▶ **Prompt**
Print every record below exactly as written.

▶ **Given records**
━━━━

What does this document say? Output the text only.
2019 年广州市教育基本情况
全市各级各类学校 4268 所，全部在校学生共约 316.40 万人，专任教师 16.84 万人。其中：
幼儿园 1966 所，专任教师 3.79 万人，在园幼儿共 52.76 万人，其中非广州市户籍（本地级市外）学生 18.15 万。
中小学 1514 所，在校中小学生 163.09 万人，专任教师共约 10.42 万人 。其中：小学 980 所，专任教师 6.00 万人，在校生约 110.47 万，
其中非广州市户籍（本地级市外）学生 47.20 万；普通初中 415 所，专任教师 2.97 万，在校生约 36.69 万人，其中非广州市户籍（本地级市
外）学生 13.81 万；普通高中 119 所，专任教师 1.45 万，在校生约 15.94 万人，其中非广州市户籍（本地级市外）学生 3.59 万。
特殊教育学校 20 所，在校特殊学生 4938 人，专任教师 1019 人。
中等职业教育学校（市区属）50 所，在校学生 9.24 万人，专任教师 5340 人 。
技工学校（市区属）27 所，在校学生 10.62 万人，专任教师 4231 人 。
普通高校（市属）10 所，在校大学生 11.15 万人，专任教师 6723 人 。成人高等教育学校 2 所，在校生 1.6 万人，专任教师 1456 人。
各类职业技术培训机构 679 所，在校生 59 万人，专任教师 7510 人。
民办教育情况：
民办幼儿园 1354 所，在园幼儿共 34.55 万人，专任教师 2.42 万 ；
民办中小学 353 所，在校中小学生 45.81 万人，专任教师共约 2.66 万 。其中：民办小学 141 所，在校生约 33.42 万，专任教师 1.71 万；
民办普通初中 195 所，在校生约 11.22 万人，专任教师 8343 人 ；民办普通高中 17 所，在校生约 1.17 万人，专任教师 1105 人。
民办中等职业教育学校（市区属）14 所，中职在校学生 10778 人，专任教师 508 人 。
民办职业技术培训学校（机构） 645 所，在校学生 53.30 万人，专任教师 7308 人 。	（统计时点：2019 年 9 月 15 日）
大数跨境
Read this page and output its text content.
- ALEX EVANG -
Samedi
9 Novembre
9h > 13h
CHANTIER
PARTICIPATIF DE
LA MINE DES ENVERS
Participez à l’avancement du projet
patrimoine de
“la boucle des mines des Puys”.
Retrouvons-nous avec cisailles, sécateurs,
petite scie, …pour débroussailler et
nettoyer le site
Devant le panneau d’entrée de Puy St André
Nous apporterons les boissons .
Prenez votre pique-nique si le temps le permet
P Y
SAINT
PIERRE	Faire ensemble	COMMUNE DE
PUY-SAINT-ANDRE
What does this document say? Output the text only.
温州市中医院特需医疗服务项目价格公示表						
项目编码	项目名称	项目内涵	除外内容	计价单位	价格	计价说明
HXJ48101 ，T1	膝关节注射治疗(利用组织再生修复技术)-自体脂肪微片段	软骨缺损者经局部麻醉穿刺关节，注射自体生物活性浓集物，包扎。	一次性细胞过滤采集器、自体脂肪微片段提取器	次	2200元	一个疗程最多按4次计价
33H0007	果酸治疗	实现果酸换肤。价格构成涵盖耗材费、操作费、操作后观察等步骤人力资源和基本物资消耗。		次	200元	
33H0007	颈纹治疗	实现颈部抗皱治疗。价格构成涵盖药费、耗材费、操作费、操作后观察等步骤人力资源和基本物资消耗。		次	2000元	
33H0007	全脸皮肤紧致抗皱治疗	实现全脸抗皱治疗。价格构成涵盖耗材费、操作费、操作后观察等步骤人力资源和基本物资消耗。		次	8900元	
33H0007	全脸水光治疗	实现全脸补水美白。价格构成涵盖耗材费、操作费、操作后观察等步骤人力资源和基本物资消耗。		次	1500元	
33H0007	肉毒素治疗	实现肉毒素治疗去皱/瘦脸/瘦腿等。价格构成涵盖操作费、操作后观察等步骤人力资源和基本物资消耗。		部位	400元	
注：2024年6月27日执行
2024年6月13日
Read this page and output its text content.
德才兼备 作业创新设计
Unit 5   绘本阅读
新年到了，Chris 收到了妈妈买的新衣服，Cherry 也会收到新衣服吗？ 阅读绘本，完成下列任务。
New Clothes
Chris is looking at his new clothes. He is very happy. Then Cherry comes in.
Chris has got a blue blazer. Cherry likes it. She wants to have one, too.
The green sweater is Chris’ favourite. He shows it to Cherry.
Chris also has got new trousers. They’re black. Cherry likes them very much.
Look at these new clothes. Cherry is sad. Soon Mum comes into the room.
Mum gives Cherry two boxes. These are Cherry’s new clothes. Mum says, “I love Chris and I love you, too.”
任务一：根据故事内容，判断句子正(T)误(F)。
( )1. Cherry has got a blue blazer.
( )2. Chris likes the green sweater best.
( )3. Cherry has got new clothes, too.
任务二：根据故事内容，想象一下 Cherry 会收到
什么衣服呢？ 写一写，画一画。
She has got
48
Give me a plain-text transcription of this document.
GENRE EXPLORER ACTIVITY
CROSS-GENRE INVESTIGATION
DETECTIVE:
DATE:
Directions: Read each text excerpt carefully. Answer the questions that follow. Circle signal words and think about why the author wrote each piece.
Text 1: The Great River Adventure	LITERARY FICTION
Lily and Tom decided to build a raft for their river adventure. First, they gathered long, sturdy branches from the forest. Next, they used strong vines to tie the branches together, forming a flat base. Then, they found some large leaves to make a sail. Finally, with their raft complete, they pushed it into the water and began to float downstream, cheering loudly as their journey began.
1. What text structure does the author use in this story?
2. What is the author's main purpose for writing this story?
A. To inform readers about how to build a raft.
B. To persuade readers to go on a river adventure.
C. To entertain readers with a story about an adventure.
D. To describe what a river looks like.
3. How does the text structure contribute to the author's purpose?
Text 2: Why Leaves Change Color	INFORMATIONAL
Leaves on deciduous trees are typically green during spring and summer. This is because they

━━━━

▶ **Written solution**
What does this document say? Output the text only.
2019 年广州市教育基本情况
全市各级各类学校 4268 所，全部在校学生共约 316.40 万人，专任教师 16.84 万人。其中：
幼儿园 1966 所，专任教师 3.79 万人，在园幼儿共 52.76 万人，其中非广州市户籍（本地级市外）学生 18.15 万。
中小学 1514 所，在校中小学生 163.09 万人，专任教师共约 10.42 万人 。其中：小学 980 所，专任教师 6.00 万人，在校生约 110.47 万，
其中非广州市户籍（本地级市外）学生 47.20 万；普通初中 415 所，专任教师 2.97 万，在校生约 36.69 万人，其中非广州市户籍（本地级市
外）学生 13.81 万；普通高中 119 所，专任教师 1.45 万，在校生约 15.94 万人，其中非广州市户籍（本地级市外）学生 3.59 万。
特殊教育学校 20 所，在校特殊学生 4938 人，专任教师 1019 人。
中等职业教育学校（市区属）50 所，在校学生 9.24 万人，专任教师 5340 人 。
技工学校（市区属）27 所，在校学生 10.62 万人，专任教师 4231 人 。
普通高校（市属）10 所，在校大学生 11.15 万人，专任教师 6723 人 。成人高等教育学校 2 所，在校生 1.6 万人，专任教师 1456 人。
各类职业技术培训机构 679 所，在校生 59 万人，专任教师 7510 人。
民办教育情况：
民办幼儿园 1354 所，在园幼儿共 34.55 万人，专任教师 2.42 万 ；
民办中小学 353 所，在校中小学生 45.81 万人，专任教师共约 2.66 万 。其中：民办小学 141 所，在校生约 33.42 万，专任教师 1.71 万；
民办普通初中 195 所，在校生约 11.22 万人，专任教师 8343 人 ；民办普通高中 17 所，在校生约 1.17 万人，专任教师 1105 人。
民办中等职业教育学校（市区属）14 所，中职在校学生 10778 人，专任教师 508 人 。
民办职业技术培训学校（机构） 645 所，在校学生 53.30 万人，专任教师 7308 人 。	（统计时点：2019 年 9 月 15 日）
大数跨境
Read this page and output its text content.
- ALEX EVANG -
Samedi
9 Novembre
9h > 13h
CHANTIER
PARTICIPATIF DE
LA MINE DES ENVERS
Participez à l’avancement du projet
patrimoine de
“la boucle des mines des Puys”.
Retrouvons-nous avec cisailles, sécateurs,
petite scie, …pour débroussailler et
nettoyer le site
Devant le panneau d’entrée de Puy St André
Nous apporterons les boissons .
Prenez votre pique-nique si le temps le permet
P Y
SAINT
PIERRE	Faire ensemble	COMMUNE DE
PUY-SAINT-ANDRE
What does this document say? Output the text only.
温州市中医院特需医疗服务项目价格公示表						
项目编码	项目名称	项目内涵	除外内容	计价单位	价格	计价说明
HXJ48101 ，T1	膝关节注射治疗(利用组织再生修复技术)-自体脂肪微片段	软骨缺损者经局部麻醉穿刺关节，注射自体生物活性浓集物，包扎。	一次性细胞过滤采集器、自体脂肪微片段提取器	次	2200元	一个疗程最多按4次计价
33H0007	果酸治疗	实现果酸换肤。价格构成涵盖耗材费、操作费、操作后观察等步骤人力资源和基本物资消耗。		次	200元	
33H0007	颈纹治疗	实现颈部抗皱治疗。价格构成涵盖药费、耗材费、操作费、操作后观察等步骤人力资源和基本物资消耗。		次	2000元	
33H0007	全脸皮肤紧致抗皱治疗	实现全脸抗皱治疗。价格构成涵盖耗材费、操作费、操作后观察等步骤人力资源和基本物资消耗。		次	8900元	
33H0007	全脸水光治疗	实现全脸补水美白。价格构成涵盖耗材费、操作费、操作后观察等步骤人力资源和基本物资消耗。		次	1500元	
33H0007	肉毒素治疗	实现肉毒素治疗去皱/瘦脸/瘦腿等。价格构成涵盖操作费、操作后观察等步骤人力资源和基本物资消耗。		部位	400元	
注：2024年6月27日执行
2024年6月13日
Read this page and output its text content.
德才兼备 作业创新设计
Unit 5   绘本阅读
新年到了，Chris 收到了妈妈买的新衣服，Cherry 也会收到新衣服吗？ 阅读绘本，完成下列任务。
New Clothes
Chris is looking at his new clothes. He is very happy. Then Cherry comes in.
Chris has got a blue blazer. Cherry likes it. She wants to have one, too.
The green sweater is Chris’ favourite. He shows it to Cherry.
Chris also has got new trousers. They’re black. Cherry likes them very much.
Look at these new clothes. Cherry is sad. Soon Mum comes into the room.
Mum gives Cherry two boxes. These are Cherry’s new clothes. Mum says, “I love Chris and I love you, too.”
任务一：根据故事内容，判断句子正(T)误(F)。
( )1. Cherry has got a blue blazer.
( )2. Chris likes the green sweater best.
( )3. Cherry has got new clothes, too.
任务二：根据故事内容，想象一下 Cherry 会收到
什么衣服呢？ 写一写，画一画。
She has got
48
Give me a plain-text transcription of this document.
GENRE EXPLORER ACTIVITY
CROSS-GENRE INVESTIGATION
DETECTIVE:
DATE:
Directions: Read each text excerpt carefully. Answer the questions that follow. Circle signal words and think about why the author wrote each piece.
Text 1: The Great River Adventure	LITERARY FICTION
Lily and Tom decided to build a raft for their river adventure. First, they gathered long, sturdy branches from the forest. Next, they used strong vines to tie the branches together, forming a flat base. Then, they found some large leaves to make a sail. Finally, with their raft complete, they pushed it into the water and began to float downstream, cheering loudly as their journey began.
1. What text structure does the author use in this story?
2. What is the author's main purpose for writing this story?
A. To inform readers about how to build a raft.
B. To persuade readers to go on a river adventure.
C. To entertain readers with a story about an adventure.
D. To describe what a river looks like.
3. How does the text structure contribute to the author's purpose?
Text 2: Why Leaves Change Color	INFORMATIONAL
Leaves on deciduous trees are typically green during spring and summer. This is because they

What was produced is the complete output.